### Requirements
Copy down every line where the string "name" shows up.

======

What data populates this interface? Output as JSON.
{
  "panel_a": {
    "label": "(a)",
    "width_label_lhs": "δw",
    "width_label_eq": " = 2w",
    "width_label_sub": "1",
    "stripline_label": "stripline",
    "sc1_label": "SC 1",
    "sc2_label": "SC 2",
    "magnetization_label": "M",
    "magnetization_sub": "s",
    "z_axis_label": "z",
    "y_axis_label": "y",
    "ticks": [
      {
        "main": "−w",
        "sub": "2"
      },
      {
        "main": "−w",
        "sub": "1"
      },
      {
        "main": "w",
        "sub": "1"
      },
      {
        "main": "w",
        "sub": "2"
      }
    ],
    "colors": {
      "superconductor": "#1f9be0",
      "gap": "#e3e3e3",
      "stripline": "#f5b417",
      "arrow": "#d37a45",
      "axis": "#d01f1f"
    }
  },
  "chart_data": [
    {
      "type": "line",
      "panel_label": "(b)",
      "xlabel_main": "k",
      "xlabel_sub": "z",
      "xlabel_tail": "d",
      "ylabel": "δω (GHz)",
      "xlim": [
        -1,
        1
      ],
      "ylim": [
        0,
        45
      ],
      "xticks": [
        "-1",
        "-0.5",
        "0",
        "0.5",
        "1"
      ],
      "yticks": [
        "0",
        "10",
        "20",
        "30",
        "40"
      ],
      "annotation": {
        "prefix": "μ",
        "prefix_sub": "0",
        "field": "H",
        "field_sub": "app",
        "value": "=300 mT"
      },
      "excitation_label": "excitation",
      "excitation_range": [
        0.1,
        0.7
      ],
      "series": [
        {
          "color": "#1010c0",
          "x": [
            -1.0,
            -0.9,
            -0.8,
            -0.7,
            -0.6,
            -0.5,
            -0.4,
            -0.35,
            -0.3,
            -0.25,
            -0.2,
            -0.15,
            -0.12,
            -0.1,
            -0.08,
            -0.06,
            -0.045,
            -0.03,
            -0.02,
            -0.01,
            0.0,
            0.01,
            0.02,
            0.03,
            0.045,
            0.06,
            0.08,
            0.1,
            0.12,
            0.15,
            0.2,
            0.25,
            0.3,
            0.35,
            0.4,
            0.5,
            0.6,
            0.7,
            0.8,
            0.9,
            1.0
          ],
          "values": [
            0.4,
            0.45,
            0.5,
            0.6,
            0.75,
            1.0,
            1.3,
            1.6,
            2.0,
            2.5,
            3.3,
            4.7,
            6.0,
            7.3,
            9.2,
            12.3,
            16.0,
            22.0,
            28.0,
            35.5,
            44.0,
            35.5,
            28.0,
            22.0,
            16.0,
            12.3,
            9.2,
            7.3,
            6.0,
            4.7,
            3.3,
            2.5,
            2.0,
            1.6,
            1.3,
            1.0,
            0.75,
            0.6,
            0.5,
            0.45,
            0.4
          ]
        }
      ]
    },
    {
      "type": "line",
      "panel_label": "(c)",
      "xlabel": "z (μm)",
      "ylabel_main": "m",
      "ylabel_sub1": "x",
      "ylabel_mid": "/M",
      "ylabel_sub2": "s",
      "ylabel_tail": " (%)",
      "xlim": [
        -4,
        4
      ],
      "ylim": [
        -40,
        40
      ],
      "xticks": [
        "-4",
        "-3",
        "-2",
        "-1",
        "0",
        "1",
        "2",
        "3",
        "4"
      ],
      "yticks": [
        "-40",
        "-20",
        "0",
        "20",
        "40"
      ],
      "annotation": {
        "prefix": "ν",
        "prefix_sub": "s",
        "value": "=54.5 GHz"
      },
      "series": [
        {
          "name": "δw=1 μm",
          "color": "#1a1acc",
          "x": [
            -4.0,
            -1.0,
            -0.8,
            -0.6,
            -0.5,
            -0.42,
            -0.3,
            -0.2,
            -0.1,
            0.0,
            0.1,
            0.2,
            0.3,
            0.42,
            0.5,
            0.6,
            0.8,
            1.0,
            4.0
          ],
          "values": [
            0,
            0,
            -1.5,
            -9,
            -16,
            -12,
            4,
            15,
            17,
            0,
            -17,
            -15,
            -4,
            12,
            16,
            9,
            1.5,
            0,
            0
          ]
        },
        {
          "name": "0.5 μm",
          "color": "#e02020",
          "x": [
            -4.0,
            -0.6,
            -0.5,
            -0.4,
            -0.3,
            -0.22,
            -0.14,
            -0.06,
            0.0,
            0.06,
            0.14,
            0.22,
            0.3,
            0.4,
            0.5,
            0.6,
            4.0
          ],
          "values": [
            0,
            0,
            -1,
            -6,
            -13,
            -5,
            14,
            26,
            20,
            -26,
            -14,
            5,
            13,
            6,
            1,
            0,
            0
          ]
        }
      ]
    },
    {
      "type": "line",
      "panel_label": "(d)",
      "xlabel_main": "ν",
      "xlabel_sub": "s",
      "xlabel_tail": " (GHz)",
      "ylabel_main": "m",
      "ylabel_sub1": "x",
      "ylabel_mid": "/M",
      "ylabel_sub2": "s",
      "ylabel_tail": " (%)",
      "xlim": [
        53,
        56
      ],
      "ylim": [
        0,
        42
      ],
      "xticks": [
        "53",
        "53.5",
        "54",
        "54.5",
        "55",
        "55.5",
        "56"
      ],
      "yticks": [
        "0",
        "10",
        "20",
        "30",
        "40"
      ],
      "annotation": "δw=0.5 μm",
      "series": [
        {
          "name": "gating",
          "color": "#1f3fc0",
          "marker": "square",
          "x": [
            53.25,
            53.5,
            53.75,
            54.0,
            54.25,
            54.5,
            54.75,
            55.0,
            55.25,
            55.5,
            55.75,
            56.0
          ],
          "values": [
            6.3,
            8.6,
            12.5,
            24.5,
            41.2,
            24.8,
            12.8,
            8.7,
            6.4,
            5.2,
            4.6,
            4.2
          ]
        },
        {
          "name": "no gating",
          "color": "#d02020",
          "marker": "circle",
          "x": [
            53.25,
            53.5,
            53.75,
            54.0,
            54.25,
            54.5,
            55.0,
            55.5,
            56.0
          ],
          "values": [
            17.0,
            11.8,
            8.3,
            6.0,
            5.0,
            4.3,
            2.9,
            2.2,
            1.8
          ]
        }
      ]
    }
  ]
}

======

### Result
          "name": "δw=1 μm",
          "name": "0.5 μm",
          "name": "gating",
          "name": "no gating",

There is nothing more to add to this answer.